═════ Provided data

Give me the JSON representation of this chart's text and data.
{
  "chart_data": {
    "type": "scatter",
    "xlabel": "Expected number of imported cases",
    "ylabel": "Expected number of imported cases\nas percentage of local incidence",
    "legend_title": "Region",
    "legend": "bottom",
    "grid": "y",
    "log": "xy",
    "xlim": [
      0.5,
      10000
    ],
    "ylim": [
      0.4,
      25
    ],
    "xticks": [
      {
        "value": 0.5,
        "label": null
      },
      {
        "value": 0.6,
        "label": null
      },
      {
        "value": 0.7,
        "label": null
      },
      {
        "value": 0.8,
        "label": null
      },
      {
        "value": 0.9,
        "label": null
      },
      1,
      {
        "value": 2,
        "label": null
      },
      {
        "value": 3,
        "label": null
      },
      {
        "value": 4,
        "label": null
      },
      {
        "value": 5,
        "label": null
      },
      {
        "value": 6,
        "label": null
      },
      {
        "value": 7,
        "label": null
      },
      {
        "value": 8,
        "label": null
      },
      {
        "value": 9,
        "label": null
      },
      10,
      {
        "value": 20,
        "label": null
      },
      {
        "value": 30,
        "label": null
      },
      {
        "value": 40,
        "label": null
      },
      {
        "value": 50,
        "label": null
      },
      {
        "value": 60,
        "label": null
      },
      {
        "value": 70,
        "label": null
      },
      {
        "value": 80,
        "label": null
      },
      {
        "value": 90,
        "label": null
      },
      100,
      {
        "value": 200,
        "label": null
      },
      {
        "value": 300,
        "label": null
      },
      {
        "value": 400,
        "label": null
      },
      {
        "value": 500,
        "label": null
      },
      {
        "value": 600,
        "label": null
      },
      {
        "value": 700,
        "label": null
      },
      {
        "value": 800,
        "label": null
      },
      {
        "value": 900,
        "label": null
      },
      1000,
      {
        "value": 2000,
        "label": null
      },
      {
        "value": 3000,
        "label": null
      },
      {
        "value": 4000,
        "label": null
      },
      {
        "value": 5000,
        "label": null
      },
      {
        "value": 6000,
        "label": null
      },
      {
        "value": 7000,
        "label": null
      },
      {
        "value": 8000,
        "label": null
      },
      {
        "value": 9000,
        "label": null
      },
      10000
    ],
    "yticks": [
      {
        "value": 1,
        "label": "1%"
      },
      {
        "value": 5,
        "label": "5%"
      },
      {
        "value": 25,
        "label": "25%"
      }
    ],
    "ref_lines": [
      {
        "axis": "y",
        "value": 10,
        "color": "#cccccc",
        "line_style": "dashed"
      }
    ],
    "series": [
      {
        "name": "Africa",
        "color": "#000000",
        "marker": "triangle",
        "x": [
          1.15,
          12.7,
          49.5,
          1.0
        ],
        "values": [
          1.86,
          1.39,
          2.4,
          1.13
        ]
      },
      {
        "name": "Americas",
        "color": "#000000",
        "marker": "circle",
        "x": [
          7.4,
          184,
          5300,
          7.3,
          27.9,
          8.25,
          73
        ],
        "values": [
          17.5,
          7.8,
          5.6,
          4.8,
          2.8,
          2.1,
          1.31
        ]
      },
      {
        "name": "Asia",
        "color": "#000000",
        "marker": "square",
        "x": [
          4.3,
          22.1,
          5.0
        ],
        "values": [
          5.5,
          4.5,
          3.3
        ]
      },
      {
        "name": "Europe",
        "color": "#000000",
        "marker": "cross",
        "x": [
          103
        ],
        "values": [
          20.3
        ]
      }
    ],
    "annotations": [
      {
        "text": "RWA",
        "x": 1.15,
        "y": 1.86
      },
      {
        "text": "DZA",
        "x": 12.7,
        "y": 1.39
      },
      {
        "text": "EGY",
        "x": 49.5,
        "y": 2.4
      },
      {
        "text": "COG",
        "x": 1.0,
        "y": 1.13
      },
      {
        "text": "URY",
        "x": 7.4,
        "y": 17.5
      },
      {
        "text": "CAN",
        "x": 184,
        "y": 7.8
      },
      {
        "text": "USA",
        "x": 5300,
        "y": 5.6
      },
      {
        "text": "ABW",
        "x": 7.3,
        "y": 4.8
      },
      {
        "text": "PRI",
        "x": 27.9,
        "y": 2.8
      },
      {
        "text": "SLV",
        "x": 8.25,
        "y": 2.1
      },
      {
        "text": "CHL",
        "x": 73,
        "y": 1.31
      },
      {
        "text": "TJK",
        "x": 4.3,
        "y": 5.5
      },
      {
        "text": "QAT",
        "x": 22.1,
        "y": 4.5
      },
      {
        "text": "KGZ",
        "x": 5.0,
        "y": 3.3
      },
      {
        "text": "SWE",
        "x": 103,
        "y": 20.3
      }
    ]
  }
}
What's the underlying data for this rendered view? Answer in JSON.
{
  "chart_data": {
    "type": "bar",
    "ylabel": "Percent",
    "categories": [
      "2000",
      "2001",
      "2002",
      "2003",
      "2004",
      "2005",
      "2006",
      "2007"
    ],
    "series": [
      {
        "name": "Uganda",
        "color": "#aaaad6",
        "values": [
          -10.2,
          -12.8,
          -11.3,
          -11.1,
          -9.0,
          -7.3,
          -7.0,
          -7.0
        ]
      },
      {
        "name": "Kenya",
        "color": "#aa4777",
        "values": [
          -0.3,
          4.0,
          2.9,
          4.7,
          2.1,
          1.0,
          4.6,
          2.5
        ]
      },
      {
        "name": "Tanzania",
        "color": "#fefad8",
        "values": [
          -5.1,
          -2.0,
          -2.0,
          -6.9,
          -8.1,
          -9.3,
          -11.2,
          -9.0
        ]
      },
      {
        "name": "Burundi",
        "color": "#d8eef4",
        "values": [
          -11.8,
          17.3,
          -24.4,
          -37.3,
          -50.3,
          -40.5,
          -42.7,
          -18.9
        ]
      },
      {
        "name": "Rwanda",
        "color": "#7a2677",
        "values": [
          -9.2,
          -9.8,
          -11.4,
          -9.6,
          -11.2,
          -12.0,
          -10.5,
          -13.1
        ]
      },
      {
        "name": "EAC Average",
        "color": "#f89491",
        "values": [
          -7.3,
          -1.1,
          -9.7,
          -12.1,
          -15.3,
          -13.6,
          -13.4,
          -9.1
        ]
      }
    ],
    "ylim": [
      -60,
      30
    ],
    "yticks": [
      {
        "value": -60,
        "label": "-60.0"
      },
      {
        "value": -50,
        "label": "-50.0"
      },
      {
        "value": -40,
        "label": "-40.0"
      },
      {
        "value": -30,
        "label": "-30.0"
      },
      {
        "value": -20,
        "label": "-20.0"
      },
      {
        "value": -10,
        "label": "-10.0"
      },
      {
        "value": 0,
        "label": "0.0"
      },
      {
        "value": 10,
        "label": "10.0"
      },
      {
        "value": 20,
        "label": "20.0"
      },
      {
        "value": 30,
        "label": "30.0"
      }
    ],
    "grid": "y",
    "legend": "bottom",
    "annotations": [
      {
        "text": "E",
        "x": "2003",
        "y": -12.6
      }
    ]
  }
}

══════════

**What the task requires**
Find the lines above that include the string "this" and copy them.

**The answer**
Give me the JSON representation of this chart's text and data.
What's the underlying data for this rendered view? Answer in JSON.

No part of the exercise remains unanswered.